• **What is being asked**: According to the text on study covariates, what weekly physical activity level divided inactive from active participants?

Covariates included demographic and clinical variables: age, sex, race/ethnicity (Mexican American, Other Hispanic, Non-Hispanic White, Non-Hispanic Black, Other), education (< 9th grade, 9–11th grade, high school diploma/GED, some college/associate degree, ≥ college graduate), income-to-poverty ratio, BMI, drinking status, smoking status, hypertension, diabetes, physical activity, HEI-2015, DI-GM, caffeine intake, coronary heart disease, heart failure, and stroke. Hypertension was defined as self-reported high blood pressure with current use of antihypertensive medications [20]. Diabetes was defined as physician-diagnosed, fasting glucose ≥ 7.0 mmol/L, or 2-h plasma glucose (OGTT) ≥ 11.1 mmol/L. Prediabetes was defined as fasting glucose 6.1–6.9 mmol/L or OGTT 7.8–11.1 mmol/L, or physician diagnosis [20]. Smoking status was classified as never smokers (never smoked or quit over a year ago) and current smokers (smoked within the past 30 days or resumed smoking ≥ 2 cigarettes per day) [21]. Drinking status was categorized as never drinkers (< 12 drinks in a lifetime) or current drinkers (≥ 12 drinks per year or ≥ 6 occasions in the past 12 months) [20]. Participants were considered positive for specific cardiovascular conditions if they reported a diagnosis of congestive heart failure, coronary heart disease, angina, myocardial infarction, or stroke [21]. Physical activity was assessed using the Global Physical Activity Questionnaire [18]. Total physical activity was calculated using metabolic equivalent of task (MET) values based on reported frequency and duration. Participants were classified as inactive (< 600 MET-min/week) or active (≥ 600 MET-min/week) [18]. BMI was calculated as weight in kilograms divided by height in meters squared (kg/m2).

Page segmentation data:
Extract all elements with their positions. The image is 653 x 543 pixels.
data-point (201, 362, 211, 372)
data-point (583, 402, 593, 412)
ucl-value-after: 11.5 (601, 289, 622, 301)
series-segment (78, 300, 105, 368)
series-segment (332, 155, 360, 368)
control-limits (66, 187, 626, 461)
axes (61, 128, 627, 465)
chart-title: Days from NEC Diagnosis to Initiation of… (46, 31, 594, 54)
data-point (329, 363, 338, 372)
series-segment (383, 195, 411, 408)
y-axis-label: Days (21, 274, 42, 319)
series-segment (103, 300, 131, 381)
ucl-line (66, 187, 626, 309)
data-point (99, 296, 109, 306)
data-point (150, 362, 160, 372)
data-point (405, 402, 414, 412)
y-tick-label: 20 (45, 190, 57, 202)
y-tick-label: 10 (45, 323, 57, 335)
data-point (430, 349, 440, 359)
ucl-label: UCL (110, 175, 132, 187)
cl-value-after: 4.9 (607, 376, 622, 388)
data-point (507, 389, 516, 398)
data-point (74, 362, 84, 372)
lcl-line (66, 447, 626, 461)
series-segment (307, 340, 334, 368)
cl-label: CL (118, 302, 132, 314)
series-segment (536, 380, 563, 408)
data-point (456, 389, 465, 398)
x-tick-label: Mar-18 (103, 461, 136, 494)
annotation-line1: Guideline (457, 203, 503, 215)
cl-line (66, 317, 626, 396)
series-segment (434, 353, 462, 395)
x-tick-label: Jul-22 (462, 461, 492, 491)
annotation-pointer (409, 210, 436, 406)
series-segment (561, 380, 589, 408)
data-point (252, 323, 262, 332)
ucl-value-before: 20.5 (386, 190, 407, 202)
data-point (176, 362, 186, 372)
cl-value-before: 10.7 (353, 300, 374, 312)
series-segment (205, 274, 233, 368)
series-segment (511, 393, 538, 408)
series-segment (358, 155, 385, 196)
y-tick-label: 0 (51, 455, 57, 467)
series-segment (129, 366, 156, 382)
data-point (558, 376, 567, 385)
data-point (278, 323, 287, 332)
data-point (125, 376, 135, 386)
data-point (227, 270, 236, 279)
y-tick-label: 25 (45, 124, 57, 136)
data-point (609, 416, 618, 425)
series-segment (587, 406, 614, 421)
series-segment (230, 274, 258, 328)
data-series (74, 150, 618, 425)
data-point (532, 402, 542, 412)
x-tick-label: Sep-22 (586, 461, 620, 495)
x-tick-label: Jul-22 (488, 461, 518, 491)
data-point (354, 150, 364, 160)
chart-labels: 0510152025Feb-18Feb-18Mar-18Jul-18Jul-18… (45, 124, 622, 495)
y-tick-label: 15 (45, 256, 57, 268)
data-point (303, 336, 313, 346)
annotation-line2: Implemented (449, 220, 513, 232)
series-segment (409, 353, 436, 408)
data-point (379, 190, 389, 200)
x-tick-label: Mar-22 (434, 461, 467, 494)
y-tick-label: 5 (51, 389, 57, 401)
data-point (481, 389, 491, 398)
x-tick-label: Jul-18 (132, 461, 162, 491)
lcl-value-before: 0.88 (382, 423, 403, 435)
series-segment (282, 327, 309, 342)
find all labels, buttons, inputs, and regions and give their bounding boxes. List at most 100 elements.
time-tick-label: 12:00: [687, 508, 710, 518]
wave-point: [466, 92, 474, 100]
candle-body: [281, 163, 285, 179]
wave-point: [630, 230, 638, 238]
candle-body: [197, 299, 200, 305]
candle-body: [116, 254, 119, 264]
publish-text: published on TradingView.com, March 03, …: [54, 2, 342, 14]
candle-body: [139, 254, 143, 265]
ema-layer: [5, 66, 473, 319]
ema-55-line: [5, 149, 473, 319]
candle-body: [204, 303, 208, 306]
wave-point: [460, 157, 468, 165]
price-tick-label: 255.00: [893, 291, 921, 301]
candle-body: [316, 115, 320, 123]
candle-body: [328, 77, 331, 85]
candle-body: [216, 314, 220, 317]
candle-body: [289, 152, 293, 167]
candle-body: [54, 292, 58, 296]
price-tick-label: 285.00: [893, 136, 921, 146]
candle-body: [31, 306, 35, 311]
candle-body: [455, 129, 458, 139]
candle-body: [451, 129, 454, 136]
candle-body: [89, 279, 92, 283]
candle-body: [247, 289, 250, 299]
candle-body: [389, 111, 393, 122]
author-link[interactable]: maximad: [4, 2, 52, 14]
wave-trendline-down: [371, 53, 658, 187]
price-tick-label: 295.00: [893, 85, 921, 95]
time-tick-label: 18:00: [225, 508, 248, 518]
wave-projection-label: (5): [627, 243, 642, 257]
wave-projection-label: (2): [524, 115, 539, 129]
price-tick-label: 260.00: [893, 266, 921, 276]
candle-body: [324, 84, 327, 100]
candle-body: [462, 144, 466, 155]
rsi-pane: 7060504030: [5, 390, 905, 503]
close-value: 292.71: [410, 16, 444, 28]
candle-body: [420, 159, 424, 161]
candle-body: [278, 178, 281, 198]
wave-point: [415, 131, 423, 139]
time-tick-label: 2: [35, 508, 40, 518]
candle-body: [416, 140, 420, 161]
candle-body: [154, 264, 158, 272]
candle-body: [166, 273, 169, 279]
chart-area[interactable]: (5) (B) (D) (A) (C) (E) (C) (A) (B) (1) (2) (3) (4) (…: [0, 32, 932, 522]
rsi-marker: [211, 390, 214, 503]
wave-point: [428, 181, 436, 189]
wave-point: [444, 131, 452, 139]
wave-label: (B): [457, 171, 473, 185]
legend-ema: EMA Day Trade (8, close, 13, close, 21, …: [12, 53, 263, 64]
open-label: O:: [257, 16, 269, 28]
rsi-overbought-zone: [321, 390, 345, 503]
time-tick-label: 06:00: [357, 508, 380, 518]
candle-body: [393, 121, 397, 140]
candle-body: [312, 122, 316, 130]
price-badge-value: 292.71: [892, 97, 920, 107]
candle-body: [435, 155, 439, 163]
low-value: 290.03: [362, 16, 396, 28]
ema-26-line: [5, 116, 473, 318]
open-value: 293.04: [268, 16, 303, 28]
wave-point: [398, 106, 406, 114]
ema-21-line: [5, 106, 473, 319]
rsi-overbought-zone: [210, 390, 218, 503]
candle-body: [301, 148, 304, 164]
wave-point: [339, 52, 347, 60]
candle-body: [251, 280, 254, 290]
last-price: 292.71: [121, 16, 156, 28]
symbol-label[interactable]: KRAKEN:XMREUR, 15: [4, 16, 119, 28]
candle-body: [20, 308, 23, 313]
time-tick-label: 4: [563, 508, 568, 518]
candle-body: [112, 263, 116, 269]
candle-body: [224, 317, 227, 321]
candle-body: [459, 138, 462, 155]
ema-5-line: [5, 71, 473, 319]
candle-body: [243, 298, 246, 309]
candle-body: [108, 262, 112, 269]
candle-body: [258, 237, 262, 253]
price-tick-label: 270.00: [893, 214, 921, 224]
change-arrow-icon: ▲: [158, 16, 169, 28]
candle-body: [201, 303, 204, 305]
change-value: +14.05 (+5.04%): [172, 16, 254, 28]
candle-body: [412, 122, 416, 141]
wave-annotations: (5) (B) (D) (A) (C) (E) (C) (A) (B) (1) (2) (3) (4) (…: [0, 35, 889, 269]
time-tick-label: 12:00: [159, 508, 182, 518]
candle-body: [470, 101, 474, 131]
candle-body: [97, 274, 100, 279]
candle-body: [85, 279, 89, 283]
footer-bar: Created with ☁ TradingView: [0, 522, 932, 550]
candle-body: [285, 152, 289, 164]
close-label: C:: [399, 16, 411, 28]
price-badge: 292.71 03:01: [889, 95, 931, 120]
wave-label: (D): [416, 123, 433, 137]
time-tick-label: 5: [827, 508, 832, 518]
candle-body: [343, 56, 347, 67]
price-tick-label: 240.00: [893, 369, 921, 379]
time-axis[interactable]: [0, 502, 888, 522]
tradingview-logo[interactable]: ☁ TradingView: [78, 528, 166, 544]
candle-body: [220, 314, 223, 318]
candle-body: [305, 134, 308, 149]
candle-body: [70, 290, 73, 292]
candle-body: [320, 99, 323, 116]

• **Written solution**: 600 MET-min/week: participants below it were inactive, and those at or above it were active.